§ Exercise requirements:
Copy out all lines where "xlabel" appears.
#####
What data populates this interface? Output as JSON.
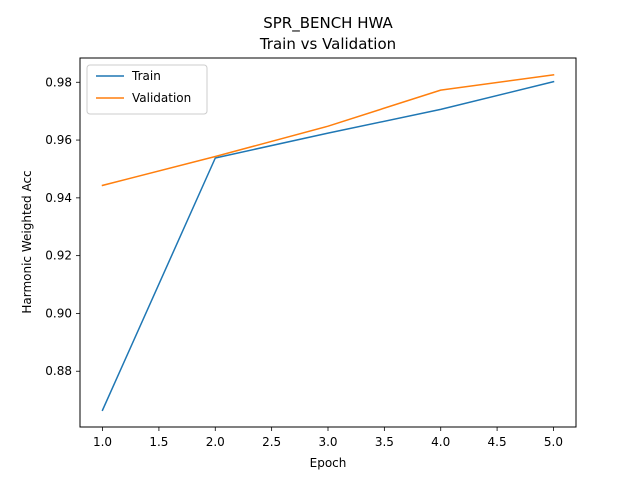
{
  "chart_data": {
    "type": "line",
    "title": "SPR_BENCH HWA",
    "subtitle": "Train vs Validation",
    "xlabel": "Epoch",
    "ylabel": "Harmonic Weighted Acc",
    "x": [
      1,
      2,
      3,
      4,
      5
    ],
    "series": [
      {
        "name": "Train",
        "values": [
          0.8665,
          0.9538,
          0.9624,
          0.9706,
          0.9802
        ],
        "color": "#1f77b4"
      },
      {
        "name": "Validation",
        "values": [
          0.9443,
          0.9543,
          0.9648,
          0.9773,
          0.9826
        ],
        "color": "#ff7f0e"
      }
    ],
    "xlim": [
      0.8,
      5.2
    ],
    "ylim": [
      0.8607,
      0.9884
    ],
    "xticks": [
      1.0,
      1.5,
      2.0,
      2.5,
      3.0,
      3.5,
      4.0,
      4.5,
      5.0
    ],
    "xtick_labels": [
      "1.0",
      "1.5",
      "2.0",
      "2.5",
      "3.0",
      "3.5",
      "4.0",
      "4.5",
      "5.0"
    ],
    "yticks": [
      0.88,
      0.9,
      0.92,
      0.94,
      0.96,
      0.98
    ],
    "ytick_labels": [
      "0.88",
      "0.90",
      "0.92",
      "0.94",
      "0.96",
      "0.98"
    ],
    "grid": false,
    "legend": "top-left"
  }
}
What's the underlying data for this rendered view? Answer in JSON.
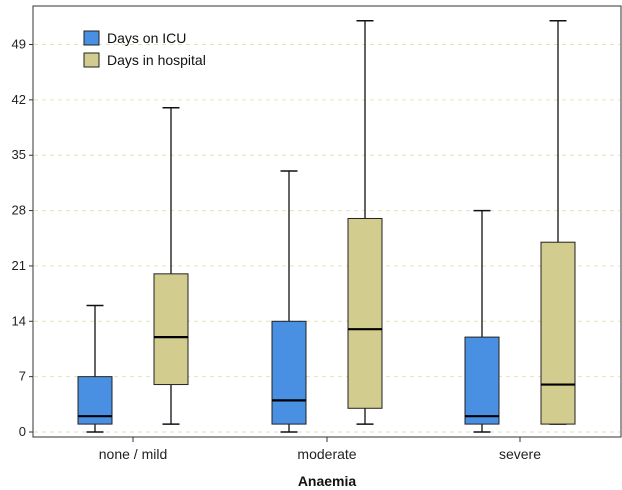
{
  "chart_data": {
    "type": "boxplot",
    "xlabel": "Anaemia",
    "ylabel": "",
    "ylim": [
      0,
      52
    ],
    "yticks": [
      0,
      7,
      14,
      21,
      28,
      35,
      42,
      49
    ],
    "grid": "horizontal dashed",
    "legend_position": "top-left",
    "categories": [
      "none / mild",
      "moderate",
      "severe"
    ],
    "series": [
      {
        "name": "Days on ICU",
        "color": "#4a90e2",
        "boxes": [
          {
            "min": 0,
            "q1": 1,
            "median": 2,
            "q3": 7,
            "max": 16
          },
          {
            "min": 0,
            "q1": 1,
            "median": 4,
            "q3": 14,
            "max": 33
          },
          {
            "min": 0,
            "q1": 1,
            "median": 2,
            "q3": 12,
            "max": 28
          }
        ]
      },
      {
        "name": "Days in hospital",
        "color": "#d2cc8e",
        "boxes": [
          {
            "min": 1,
            "q1": 6,
            "median": 12,
            "q3": 20,
            "max": 41
          },
          {
            "min": 1,
            "q1": 3,
            "median": 13,
            "q3": 27,
            "max": 52
          },
          {
            "min": 1,
            "q1": 1,
            "median": 6,
            "q3": 24,
            "max": 52
          }
        ]
      }
    ]
  }
}
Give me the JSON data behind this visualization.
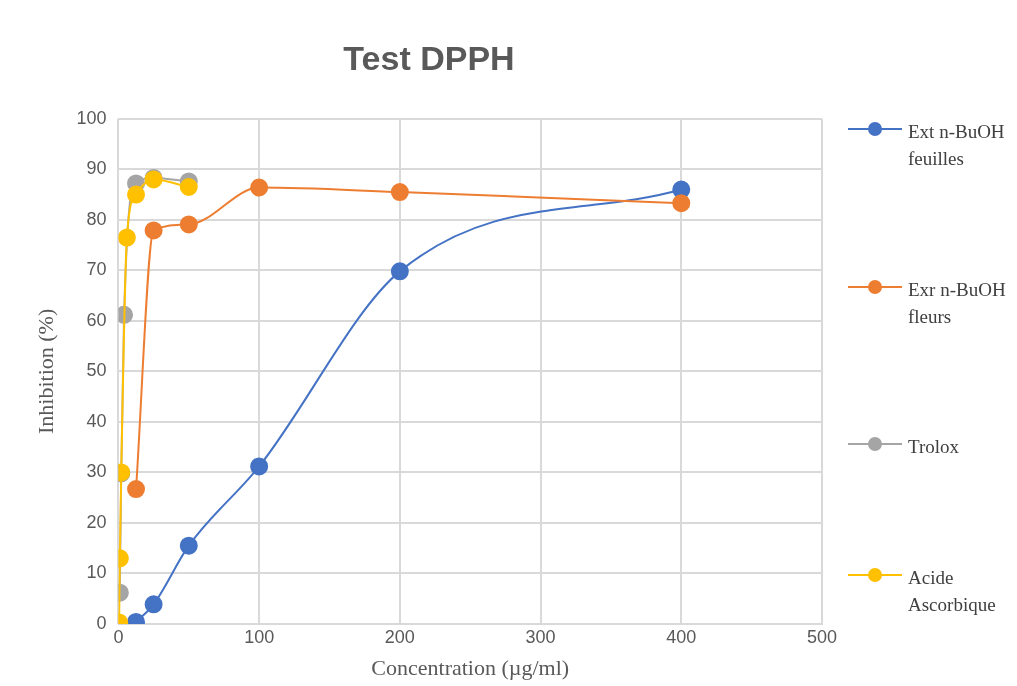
{
  "chart_data": {
    "type": "line",
    "title": "Test DPPH",
    "xlabel": "Concentration (µg/ml)",
    "ylabel": "Inhibition (%)",
    "xlim": [
      0,
      500
    ],
    "xticks": [
      0,
      100,
      200,
      300,
      400,
      500
    ],
    "ylim": [
      0,
      100
    ],
    "yticks": [
      0,
      10,
      20,
      30,
      40,
      50,
      60,
      70,
      80,
      90,
      100
    ],
    "grid": true,
    "legend": "right",
    "marker": "circle",
    "line_style": "solid",
    "series": [
      {
        "name": "Ext n-BuOH feuilles",
        "color": "#4472c4",
        "x": [
          12.5,
          25,
          50,
          100,
          200,
          400
        ],
        "values": [
          0.4,
          3.9,
          15.5,
          31.2,
          69.8,
          86
        ]
      },
      {
        "name": "Exr n-BuOH fleurs",
        "color": "#ed7d31",
        "x": [
          12.5,
          25,
          50,
          100,
          200,
          400
        ],
        "values": [
          26.7,
          77.9,
          79.1,
          86.4,
          85.5,
          83.3
        ]
      },
      {
        "name": "Trolox",
        "color": "#a5a5a5",
        "x": [
          1,
          2,
          4,
          12.5,
          25,
          50
        ],
        "values": [
          6.2,
          29.8,
          61.2,
          87.2,
          88.3,
          87.6
        ]
      },
      {
        "name": "Acide Ascorbique",
        "color": "#ffc000",
        "x": [
          0.5,
          1,
          2,
          6,
          12.5,
          25,
          50
        ],
        "values": [
          0.3,
          13,
          30,
          76.5,
          85,
          88,
          86.5
        ]
      }
    ]
  }
}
#####
§ Solution for this problem:
    "xlabel": "Epoch",
    "xlabel": "Anaemia",
    "xlabel": "Concentration (µg/ml)",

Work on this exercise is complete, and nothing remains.